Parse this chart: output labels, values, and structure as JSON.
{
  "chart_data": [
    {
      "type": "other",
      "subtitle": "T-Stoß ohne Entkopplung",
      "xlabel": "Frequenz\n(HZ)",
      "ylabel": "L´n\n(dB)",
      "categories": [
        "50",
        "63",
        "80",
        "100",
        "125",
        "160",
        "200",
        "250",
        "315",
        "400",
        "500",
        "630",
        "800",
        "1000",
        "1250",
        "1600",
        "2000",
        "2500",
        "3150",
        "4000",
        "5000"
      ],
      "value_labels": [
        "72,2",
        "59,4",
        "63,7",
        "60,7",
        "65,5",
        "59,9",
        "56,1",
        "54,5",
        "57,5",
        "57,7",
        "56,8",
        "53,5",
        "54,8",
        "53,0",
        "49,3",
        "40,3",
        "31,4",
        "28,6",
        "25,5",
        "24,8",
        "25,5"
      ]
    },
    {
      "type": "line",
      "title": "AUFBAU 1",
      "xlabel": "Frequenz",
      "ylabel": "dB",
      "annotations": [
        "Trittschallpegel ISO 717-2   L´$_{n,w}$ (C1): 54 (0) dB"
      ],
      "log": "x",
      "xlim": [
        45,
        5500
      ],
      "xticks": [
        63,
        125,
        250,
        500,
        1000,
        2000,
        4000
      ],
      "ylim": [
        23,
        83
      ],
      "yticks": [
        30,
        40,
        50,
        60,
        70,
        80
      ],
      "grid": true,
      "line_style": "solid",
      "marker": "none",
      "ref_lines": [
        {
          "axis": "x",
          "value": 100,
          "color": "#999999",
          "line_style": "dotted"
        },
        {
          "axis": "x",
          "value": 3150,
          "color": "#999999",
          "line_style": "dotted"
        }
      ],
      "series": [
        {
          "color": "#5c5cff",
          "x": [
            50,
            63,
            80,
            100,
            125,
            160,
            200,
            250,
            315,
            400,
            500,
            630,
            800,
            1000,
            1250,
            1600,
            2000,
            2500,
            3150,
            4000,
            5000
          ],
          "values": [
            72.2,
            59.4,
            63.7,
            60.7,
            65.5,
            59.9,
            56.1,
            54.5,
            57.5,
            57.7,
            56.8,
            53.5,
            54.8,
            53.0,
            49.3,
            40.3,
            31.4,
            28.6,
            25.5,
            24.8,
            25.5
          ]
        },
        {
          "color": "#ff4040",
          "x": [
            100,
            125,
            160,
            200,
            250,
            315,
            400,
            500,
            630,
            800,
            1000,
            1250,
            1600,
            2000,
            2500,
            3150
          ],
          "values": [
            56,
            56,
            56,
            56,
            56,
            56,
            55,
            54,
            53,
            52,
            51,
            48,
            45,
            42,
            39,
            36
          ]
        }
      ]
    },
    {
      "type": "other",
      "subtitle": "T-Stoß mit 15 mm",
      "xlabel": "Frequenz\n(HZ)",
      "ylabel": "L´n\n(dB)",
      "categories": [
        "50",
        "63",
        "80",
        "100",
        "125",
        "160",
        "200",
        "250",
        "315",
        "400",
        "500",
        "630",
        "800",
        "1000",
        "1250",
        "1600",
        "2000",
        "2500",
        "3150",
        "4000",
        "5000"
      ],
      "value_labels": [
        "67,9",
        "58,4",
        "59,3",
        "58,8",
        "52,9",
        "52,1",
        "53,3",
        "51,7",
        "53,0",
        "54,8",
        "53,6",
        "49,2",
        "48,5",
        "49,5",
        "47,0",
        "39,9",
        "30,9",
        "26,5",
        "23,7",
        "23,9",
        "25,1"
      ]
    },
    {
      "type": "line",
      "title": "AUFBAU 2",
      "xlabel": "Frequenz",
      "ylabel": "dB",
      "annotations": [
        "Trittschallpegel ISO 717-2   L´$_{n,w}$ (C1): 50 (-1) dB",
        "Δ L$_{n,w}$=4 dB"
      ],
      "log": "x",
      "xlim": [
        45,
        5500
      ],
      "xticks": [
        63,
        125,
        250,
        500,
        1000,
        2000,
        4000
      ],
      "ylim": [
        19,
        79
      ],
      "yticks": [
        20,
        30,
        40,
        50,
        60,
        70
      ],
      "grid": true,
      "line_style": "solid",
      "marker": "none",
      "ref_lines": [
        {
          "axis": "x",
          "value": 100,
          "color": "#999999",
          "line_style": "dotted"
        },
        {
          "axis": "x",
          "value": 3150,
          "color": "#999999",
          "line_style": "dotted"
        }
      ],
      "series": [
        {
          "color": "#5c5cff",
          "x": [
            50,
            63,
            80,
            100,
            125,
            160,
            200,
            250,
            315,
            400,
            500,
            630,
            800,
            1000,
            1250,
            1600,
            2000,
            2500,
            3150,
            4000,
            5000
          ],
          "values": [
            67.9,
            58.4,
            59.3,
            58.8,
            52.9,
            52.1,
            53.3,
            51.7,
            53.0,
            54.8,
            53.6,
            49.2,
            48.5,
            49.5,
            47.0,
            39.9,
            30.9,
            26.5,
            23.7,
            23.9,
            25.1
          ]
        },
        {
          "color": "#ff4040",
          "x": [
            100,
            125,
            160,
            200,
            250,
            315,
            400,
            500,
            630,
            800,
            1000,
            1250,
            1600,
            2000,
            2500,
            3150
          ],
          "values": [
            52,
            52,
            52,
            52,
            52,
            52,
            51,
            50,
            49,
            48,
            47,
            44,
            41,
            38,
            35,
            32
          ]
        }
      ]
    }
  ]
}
● ● ● ● ●
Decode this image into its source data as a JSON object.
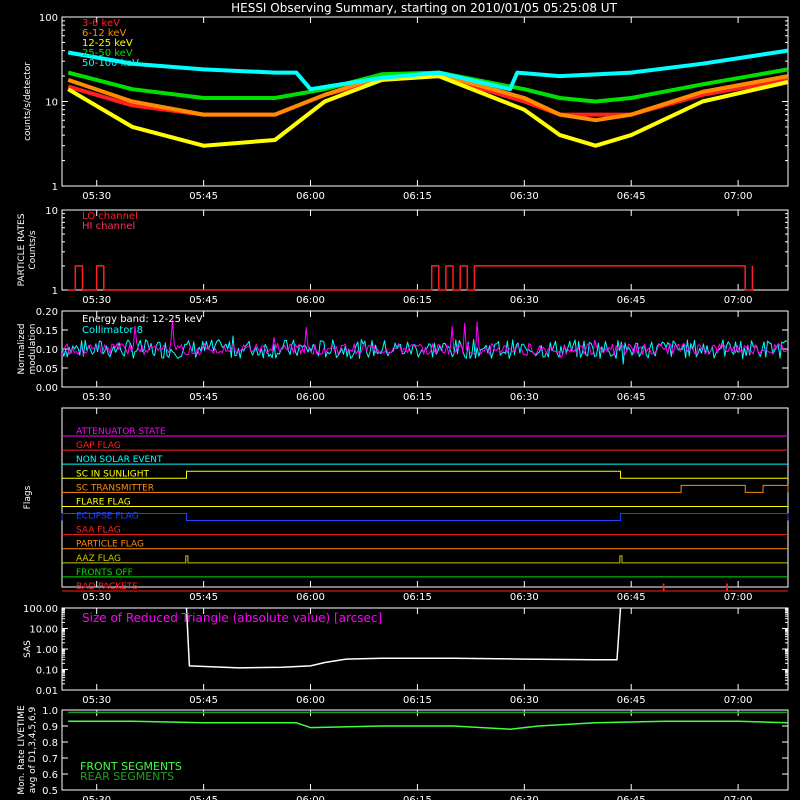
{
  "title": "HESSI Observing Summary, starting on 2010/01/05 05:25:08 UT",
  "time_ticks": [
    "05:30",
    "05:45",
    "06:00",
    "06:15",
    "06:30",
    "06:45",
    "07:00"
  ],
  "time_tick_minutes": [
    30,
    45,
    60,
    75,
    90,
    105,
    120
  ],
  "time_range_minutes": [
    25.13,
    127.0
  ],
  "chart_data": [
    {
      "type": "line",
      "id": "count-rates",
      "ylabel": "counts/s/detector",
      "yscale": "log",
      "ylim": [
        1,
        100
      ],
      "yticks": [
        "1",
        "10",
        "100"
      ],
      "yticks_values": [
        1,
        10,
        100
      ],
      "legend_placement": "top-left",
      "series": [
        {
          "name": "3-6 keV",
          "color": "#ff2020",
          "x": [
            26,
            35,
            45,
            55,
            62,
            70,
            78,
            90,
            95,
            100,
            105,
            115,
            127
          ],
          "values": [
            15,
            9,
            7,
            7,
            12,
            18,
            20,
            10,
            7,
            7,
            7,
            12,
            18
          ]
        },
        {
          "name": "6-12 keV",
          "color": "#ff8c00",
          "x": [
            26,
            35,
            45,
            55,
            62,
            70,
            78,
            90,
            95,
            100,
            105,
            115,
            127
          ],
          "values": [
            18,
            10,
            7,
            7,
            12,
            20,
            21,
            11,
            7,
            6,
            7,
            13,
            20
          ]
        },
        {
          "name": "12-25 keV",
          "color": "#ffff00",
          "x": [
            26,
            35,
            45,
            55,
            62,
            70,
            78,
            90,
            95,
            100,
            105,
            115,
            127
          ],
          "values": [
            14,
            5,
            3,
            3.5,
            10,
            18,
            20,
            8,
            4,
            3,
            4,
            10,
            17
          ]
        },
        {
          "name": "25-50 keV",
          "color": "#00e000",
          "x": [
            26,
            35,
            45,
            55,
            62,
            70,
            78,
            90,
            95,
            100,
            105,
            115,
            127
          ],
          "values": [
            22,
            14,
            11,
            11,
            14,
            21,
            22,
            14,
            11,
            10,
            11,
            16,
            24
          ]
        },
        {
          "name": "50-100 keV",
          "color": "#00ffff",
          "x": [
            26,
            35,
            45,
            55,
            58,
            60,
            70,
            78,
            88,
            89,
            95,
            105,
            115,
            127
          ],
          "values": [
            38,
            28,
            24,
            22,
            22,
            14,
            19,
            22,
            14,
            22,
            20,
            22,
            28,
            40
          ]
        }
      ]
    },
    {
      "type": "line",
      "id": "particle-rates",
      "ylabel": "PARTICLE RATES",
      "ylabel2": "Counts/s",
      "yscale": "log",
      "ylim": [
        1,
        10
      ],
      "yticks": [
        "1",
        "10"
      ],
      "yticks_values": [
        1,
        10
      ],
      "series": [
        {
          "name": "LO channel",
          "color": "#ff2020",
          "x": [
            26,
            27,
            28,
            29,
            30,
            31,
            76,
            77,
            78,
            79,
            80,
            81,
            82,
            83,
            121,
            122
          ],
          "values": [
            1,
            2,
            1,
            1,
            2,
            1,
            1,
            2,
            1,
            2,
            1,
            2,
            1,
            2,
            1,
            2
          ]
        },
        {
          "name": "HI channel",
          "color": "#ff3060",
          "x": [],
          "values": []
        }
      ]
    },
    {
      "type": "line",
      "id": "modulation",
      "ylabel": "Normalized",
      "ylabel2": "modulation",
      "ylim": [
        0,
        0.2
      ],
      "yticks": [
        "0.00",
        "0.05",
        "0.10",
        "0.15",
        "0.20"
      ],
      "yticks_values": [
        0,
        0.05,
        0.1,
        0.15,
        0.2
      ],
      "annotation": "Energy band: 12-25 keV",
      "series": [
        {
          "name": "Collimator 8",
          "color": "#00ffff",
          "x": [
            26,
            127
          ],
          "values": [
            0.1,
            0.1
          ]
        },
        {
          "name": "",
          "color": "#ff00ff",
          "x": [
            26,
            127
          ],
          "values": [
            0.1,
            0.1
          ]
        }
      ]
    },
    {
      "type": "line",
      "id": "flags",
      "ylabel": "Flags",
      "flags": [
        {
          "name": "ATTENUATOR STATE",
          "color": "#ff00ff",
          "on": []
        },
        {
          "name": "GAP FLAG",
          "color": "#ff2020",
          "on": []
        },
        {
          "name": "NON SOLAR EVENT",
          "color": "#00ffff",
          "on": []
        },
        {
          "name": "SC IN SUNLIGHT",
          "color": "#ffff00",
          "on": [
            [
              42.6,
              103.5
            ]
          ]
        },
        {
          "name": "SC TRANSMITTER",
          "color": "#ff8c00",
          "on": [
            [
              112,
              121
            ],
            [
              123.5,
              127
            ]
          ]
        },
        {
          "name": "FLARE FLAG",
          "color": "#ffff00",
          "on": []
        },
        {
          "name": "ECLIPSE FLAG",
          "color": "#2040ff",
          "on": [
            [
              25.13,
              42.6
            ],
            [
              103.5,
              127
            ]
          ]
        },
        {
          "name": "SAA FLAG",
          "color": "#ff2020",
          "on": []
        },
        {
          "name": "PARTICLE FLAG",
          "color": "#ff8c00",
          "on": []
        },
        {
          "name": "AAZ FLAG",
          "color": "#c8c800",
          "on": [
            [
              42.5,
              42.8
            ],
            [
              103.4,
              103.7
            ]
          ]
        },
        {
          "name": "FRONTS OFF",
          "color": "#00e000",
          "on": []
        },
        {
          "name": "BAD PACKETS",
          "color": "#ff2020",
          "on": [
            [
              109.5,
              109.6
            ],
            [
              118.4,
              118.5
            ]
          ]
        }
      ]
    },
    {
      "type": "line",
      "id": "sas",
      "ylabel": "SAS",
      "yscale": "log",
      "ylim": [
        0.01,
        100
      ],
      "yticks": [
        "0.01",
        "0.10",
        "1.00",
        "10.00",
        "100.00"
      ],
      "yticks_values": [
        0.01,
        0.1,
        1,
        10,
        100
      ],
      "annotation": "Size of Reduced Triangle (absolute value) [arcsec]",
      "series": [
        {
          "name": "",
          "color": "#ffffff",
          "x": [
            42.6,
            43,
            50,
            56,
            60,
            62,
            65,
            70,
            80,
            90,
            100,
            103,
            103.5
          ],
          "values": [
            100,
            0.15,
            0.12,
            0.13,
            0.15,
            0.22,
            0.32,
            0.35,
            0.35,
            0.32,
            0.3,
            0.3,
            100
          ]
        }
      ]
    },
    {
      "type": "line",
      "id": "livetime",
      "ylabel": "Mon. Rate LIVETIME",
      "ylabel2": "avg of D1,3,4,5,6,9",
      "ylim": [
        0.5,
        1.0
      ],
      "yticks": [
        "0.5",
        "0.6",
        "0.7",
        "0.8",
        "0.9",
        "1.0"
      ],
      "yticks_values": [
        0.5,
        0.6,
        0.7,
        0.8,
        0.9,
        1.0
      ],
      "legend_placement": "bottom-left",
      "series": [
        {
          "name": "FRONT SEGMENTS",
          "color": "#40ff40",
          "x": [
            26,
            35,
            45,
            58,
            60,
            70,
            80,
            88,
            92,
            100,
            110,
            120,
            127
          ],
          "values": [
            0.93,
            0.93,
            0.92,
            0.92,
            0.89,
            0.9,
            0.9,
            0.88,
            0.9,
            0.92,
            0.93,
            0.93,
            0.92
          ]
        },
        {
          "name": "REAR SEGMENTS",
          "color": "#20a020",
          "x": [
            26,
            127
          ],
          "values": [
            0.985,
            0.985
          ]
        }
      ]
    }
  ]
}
● ● ● ● ●
▶ _Task instructions_: Copy each line of the listing that includes "left".

▶ _Response_:
      "legend_placement": "top-left",
      "legend_placement": "bottom-left",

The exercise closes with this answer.